Hinweise zur Aufgabe: Aus welchem Ort stammt Erwin Thoma laut dem vorliegenden Text?

Vorliegender Text:

-*-*-

Die Botschafter der Bäume

Erwin Thoma baut moderne Häuser aus Mondholz. Er schreibt und redet aber auch gerne und schlüssig über das soziale, ökonomische und ökologische Zusammenleben der Bäume. Und die Vorbildfunktion der Wälder. Eine Gabe, die nicht nur den Innerschweizer Zimmermann Beat Auf der Maur überzeugt, sondern auch die Wissenschaft verblüfft.

Für Erwin Thoma aus Goldegg in Österreich ist das Holz nicht nur heimelig. Es dämmt Kälte und Wärme besser als jedes Passivhaus, es hält Feuer länger stand als Beton, es beruhigt den Herzschlag seiner Bewohnerinnen und Bewohner, es lässt keinen Krümel Abfall zurück. Dafür hält der ehemalige Förster, studierte Betriebswirt und heutige Vorzeigeunternehmer aus Österreich nicht nur Fakten aus eigener Erfahrung und gute Geschichten parat. Das alles bestätigen ihm auch unabhängige Wissenschaftler staatlicher Universitäten mit Untersuchungen und Zertifikaten.

-*-*-

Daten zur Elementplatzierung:
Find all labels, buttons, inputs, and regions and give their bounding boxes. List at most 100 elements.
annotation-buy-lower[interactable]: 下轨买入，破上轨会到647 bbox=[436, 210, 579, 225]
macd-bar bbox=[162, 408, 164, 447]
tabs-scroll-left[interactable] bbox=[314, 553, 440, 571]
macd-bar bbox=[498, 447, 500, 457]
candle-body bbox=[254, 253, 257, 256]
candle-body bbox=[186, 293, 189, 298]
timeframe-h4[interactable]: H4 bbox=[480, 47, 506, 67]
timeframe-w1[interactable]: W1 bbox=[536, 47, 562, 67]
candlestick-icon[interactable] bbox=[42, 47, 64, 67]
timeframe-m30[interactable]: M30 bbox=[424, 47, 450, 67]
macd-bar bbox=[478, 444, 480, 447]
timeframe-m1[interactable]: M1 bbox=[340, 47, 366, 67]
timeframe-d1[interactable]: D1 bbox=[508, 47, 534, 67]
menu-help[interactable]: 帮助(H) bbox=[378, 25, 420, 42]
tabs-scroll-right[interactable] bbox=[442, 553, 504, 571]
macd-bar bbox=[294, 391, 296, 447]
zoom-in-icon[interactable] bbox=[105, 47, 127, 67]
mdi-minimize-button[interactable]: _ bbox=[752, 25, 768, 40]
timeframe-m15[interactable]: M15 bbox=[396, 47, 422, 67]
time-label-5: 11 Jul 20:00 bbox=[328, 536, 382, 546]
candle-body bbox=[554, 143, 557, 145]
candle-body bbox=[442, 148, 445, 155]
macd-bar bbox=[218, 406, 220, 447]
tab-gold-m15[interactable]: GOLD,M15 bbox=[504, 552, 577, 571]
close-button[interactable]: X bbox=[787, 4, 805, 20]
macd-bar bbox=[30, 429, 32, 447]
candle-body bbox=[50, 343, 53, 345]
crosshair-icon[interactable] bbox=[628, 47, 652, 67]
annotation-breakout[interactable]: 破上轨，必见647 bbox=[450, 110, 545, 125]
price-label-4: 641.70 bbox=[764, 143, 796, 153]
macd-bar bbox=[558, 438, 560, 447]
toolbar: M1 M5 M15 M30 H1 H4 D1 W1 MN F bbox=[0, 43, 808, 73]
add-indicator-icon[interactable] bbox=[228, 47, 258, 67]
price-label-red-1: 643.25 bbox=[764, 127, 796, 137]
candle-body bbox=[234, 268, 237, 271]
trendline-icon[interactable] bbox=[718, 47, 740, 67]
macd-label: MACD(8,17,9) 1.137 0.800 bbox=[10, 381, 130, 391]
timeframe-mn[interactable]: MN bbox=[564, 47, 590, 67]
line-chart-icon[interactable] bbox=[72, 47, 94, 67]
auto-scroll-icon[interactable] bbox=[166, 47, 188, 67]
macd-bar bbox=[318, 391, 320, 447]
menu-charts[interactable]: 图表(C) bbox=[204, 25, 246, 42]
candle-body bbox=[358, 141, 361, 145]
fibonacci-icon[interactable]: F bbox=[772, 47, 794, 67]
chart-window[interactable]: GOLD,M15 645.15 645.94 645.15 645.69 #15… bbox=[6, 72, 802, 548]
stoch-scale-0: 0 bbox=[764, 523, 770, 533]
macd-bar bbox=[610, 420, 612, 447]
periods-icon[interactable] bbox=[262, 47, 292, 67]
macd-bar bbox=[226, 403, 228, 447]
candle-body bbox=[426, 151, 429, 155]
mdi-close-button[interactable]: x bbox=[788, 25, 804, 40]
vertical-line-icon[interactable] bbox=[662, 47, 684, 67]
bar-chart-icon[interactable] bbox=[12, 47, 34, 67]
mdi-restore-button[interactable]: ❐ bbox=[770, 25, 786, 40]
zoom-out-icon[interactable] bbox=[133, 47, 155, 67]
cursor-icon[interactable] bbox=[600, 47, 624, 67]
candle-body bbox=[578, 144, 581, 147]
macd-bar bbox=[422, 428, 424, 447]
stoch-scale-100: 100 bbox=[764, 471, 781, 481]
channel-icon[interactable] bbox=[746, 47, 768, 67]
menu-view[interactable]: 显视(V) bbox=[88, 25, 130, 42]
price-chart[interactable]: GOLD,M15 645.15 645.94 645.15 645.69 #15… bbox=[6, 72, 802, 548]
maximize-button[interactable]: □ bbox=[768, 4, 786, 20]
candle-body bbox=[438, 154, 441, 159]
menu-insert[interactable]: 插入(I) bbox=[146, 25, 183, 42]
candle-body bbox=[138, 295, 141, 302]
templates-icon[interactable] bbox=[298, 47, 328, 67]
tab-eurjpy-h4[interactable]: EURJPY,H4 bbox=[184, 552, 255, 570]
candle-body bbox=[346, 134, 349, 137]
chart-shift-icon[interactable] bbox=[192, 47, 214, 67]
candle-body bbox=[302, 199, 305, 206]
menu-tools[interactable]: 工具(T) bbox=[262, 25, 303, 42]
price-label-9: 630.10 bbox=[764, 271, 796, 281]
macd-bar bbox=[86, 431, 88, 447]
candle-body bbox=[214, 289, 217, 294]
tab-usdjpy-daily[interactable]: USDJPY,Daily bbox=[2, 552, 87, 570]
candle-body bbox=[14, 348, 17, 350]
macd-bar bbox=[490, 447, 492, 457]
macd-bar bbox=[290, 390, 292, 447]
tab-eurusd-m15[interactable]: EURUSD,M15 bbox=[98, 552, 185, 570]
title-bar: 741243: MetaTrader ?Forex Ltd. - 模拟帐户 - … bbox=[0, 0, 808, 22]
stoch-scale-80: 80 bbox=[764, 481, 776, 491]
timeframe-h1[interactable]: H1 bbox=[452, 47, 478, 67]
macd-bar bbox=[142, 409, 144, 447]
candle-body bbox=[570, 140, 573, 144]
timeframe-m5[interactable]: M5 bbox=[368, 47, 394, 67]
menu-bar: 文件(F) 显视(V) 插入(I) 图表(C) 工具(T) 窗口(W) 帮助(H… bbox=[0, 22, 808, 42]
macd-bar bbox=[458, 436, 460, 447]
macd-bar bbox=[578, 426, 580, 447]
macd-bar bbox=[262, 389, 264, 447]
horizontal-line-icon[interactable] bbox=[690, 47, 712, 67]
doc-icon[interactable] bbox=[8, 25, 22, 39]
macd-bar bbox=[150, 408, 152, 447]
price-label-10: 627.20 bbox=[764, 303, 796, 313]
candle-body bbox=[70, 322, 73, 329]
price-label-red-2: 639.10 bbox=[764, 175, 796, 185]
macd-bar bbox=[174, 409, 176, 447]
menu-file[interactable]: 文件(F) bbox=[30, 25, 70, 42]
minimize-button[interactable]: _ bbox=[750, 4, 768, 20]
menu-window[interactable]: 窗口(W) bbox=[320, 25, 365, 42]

-*-*-

Schriftliche Lösung: Aus Goldegg in Österreich.